CONSEGNA: Riprendi il brano su Amedeo VIII e il suo ritiro a Ripaglia e scrivine il seguito, cominciando subito dopo l'ultima frase riportata.

------ BRANO DI TESTO

Aveano sull’animo d’Amedeo viii gran predominio le idee religiose. Egli fondava chiese e conventi, procurava l’acquisto d’insigni reliquie, mostrava grandissimo zelo nel convertir giudei ed eretici, non minor severità nel punirli. Tutti i giudei di Savoia raccolse nel castello di Ciamberì, e li fe’ in sua pre­senza divisare con un segno che li facesse conoscere, [p. 290 modifica]siccome era prescritto da antichi concilii. Fece esa­minare i loro libri, e quanti ne furon trovati con­tenere alcun vitupero della legge cristiana, tanti ne fece ardere. Aveva in animo di pellegrinare ai luo­ghi santi, ma gli affari di stato non glielo consen­tirono. Succeduto a principi che dell’antica caval­leria aveano tutti i pregi ed anche i difetti, ei non volle in ciò imitarli, e fu di costumi intemerati. Vedovo da più anni, avendo anche perduto il suo primogenito Amedeo, principe di belle speranze, egli ebbe vaghezza di ritirarsi dal mondo; ma an­che in ciò si scoperse l’indole sua nemica de’ par­titi estremi. Questo principe avea fondato sulle rive del lago temano poco lungi da Tonon, in un sito solitario, posto fra una selva e il lago chiamato Ri­paglia, un convento di canonici regolari di S. Ago­stino. Appresso a quello fece Costrurre sei magioni, l’una dall’altra appartata, per sei romiti; ed una settima più elevata e più nobile per sè. Scelse a compagni sei provetti cavalieri, sciolti come lui dal legame del matrimonio, e per isperienza di cose di stato, per armi, per ambasciate chiarissimi, e con essi sotto l’invocazione del glorioso martire S. Mau­rizio, si ritirò a far vita solitaria, in tonaca da ro­mito, con barba lunga e bastone, senz’altra distin­zione che una croce d’oro pendente dal collo. Chiamaronsi cavalieri di S. Maurizio. Il duca aveva abbandonato al figliuolo la spedizione delle minute [p. 291 modifica]faccende giornaliere, ma provvedeva co’ suoi cava­lieri, che formavano il suo consiglio segreto, intorno agli affari più gravi; dimodoché il continuo andar di messaggieri e di ministri, disturbava alquanto la quiete di quel luogo, nel quale Amedeo partiva il suo tempo fra le preghiere, e gli uffizi divini, e l’amministrazion dello Stato.

------------
------ RIGHE ARCHIVIATE

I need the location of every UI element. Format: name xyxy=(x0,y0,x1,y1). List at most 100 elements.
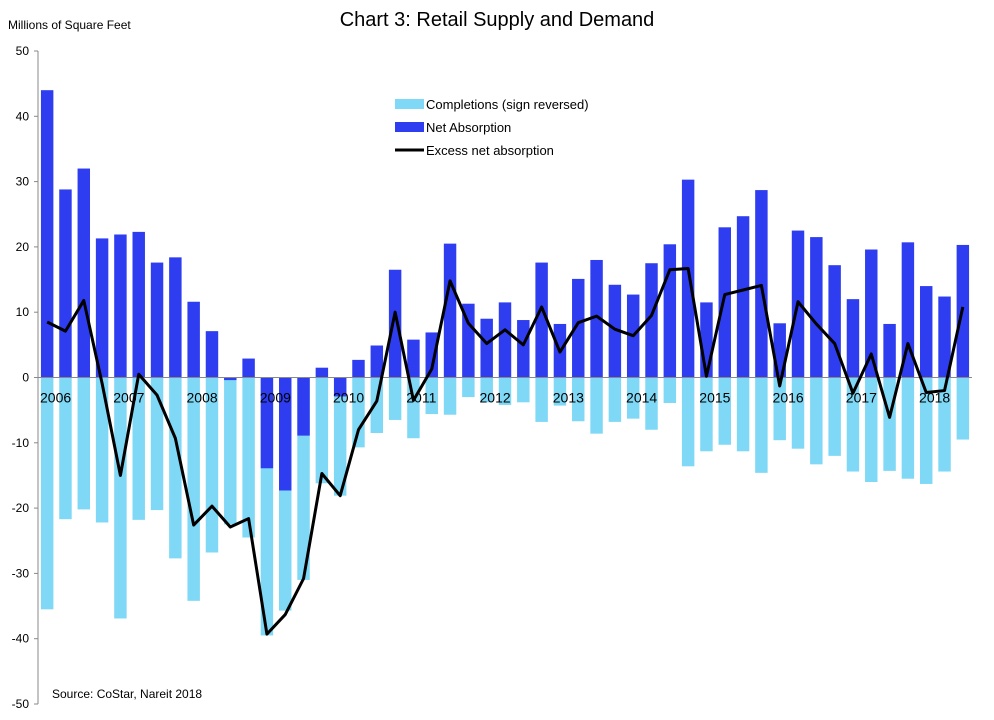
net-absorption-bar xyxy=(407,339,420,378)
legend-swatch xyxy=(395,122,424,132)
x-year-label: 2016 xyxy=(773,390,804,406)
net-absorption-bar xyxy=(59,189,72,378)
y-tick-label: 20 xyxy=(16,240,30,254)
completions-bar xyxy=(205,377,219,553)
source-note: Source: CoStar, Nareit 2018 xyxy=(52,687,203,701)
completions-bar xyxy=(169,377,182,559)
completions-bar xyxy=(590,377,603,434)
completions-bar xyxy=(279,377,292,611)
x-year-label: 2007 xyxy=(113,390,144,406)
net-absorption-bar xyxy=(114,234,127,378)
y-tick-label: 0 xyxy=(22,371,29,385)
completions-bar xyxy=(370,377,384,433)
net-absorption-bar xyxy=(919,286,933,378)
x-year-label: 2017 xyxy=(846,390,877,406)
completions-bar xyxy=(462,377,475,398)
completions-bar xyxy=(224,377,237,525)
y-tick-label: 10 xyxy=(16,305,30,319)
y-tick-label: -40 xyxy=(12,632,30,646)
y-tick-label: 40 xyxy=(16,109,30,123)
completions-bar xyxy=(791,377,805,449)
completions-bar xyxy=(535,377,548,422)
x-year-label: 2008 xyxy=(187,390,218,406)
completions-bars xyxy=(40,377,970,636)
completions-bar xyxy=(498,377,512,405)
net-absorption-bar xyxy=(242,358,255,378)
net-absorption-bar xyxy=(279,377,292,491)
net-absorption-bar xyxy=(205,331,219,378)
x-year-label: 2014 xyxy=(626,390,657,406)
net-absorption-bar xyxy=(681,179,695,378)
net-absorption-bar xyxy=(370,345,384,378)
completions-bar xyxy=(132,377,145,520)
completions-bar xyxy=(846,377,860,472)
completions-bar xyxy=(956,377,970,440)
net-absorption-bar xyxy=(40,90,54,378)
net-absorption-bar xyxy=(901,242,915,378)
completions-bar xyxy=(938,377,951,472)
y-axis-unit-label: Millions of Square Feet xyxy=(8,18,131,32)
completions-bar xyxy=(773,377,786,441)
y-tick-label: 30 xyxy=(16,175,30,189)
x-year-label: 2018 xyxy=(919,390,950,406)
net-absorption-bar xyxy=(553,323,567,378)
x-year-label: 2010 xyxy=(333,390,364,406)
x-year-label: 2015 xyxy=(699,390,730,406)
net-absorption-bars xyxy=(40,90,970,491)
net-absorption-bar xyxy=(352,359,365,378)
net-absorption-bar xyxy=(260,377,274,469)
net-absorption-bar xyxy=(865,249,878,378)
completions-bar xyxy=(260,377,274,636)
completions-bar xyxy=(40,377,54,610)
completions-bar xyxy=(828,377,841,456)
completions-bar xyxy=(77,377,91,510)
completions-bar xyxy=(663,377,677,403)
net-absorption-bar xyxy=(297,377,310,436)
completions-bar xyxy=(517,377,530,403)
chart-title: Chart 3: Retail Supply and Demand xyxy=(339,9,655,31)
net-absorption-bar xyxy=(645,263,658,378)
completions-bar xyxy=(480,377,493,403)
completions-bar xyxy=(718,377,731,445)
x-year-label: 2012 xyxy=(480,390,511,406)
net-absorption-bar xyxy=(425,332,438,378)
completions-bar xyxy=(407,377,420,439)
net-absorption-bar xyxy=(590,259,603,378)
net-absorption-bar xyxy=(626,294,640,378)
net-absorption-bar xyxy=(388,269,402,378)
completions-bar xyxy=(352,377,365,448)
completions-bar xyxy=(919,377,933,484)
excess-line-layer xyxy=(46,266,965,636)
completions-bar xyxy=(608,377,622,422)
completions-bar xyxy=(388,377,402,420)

------------

RISPOSTA:
Sul finire del 1439 il concilio di Basilea che avea creduto di poter deporre dal papato Eugenio iv, si pensò anche di potergli surrogare Amedeo viii che pigliò il nome di Felice v. Come ciò avvenisse si vedrà più opportunamente nella Storia della Mo­narchia di Savoia. Qui basta notare che molti Stati d’Europa obbedivano a Felice v come a vero pon­tefice, finché questi, per cessar lo scisma che tra­vagliava la Chiesa, rinunziò nel 1449 spontaneamente a quel grado sublime. Fu questa l’azione la più glo­riosa per lui, la più utile al mondo. Un’altra pu­rissima gloria sua, son gli statuti, ossia il corpo di leggi che pubblicò con questo titolo nel 1430; leggi buòne per sé, siccome quelle che contengono pre­cetti di molta sapienza; buone ancora perchè for­marono il primo legame generale tra le varie genti abitatrici de’ municipii e de’ feudi, perchè furono la prima potente manifestazione dell’idea di nazio­nalità. Un’altra ancor più significativa dimostrazione di questa idea diede Amedeo viii sei anni dopo, radunando per la prima volta i tre stati. [p. 292 modifica]Dopo la rinunzia Amedeo, rimasto primo cardinale vescovo colle insegne pontificie, e colle facoltà di legato a latere, visse ancora più d’un anno, del quale passò una parte in Piemonte, occupandosi in affari di religione e di stato, e morì a Ginevra il 7 di gennaio del 1451.

Ristringendo ora il nostro discorso ai successi Torinesi, diremo che, cinque giorni dopo la morte dell’ultimo principe d’Acaia, e così il 16 dicembre del 1418, Amedeo viii era in Torino, pigliava il titolo di conte di Piemonte, mentre al figliuol primogenito riservava con bizzarra anomalia quello di principe di Piemonte; e riceveva nella sala di paramento del castello il giuramento di fedeltà che un della Rovere e un Gorzano prestavangli a nome della città di Torino colle ginocchia piegate, e colle mani poste entro le mani del duca, secondo lo stile dell’omaggio ligio; co’ medesimi patti e capitoli con cui si faceva tale omaggio, si prestava tale ubbidienza ai principi d’Acaia.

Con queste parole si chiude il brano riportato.